**Records for the exercise**:
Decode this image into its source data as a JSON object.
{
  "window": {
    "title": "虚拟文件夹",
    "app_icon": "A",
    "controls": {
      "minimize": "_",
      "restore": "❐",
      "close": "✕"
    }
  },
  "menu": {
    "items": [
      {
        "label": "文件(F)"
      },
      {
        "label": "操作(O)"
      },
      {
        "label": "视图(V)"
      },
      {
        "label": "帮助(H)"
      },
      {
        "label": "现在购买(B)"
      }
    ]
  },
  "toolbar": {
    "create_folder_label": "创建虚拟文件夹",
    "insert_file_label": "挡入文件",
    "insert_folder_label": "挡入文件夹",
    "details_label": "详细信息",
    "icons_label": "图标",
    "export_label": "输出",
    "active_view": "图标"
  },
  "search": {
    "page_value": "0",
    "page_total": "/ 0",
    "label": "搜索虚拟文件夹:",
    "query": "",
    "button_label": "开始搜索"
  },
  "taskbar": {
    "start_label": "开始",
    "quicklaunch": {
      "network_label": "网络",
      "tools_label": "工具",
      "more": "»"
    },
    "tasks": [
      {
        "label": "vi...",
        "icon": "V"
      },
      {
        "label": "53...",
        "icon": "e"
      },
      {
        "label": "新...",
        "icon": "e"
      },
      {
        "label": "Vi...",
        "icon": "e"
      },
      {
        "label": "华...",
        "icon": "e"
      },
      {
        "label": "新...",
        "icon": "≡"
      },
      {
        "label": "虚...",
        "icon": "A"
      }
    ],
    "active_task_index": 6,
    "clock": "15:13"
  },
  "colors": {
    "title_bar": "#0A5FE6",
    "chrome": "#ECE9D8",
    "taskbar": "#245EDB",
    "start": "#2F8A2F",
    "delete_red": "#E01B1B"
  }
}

**Description of the task**: Write out the whole listing again, exactly as it stands.

**In response**:
Decode this image into its source data as a JSON object.
{
  "window": {
    "title": "虚拟文件夹",
    "app_icon": "A",
    "controls": {
      "minimize": "_",
      "restore": "❐",
      "close": "✕"
    }
  },
  "menu": {
    "items": [
      {
        "label": "文件(F)"
      },
      {
        "label": "操作(O)"
      },
      {
        "label": "视图(V)"
      },
      {
        "label": "帮助(H)"
      },
      {
        "label": "现在购买(B)"
      }
    ]
  },
  "toolbar": {
    "create_folder_label": "创建虚拟文件夹",
    "insert_file_label": "挡入文件",
    "insert_folder_label": "挡入文件夹",
    "details_label": "详细信息",
    "icons_label": "图标",
    "export_label": "输出",
    "active_view": "图标"
  },
  "search": {
    "page_value": "0",
    "page_total": "/ 0",
    "label": "搜索虚拟文件夹:",
    "query": "",
    "button_label": "开始搜索"
  },
  "taskbar": {
    "start_label": "开始",
    "quicklaunch": {
      "network_label": "网络",
      "tools_label": "工具",
      "more": "»"
    },
    "tasks": [
      {
        "label": "vi...",
        "icon": "V"
      },
      {
        "label": "53...",
        "icon": "e"
      },
      {
        "label": "新...",
        "icon": "e"
      },
      {
        "label": "Vi...",
        "icon": "e"
      },
      {
        "label": "华...",
        "icon": "e"
      },
      {
        "label": "新...",
        "icon": "≡"
      },
      {
        "label": "虚...",
        "icon": "A"
      }
    ],
    "active_task_index": 6,
    "clock": "15:13"
  },
  "colors": {
    "title_bar": "#0A5FE6",
    "chrome": "#ECE9D8",
    "taskbar": "#245EDB",
    "start": "#2F8A2F",
    "delete_red": "#E01B1B"
  }
}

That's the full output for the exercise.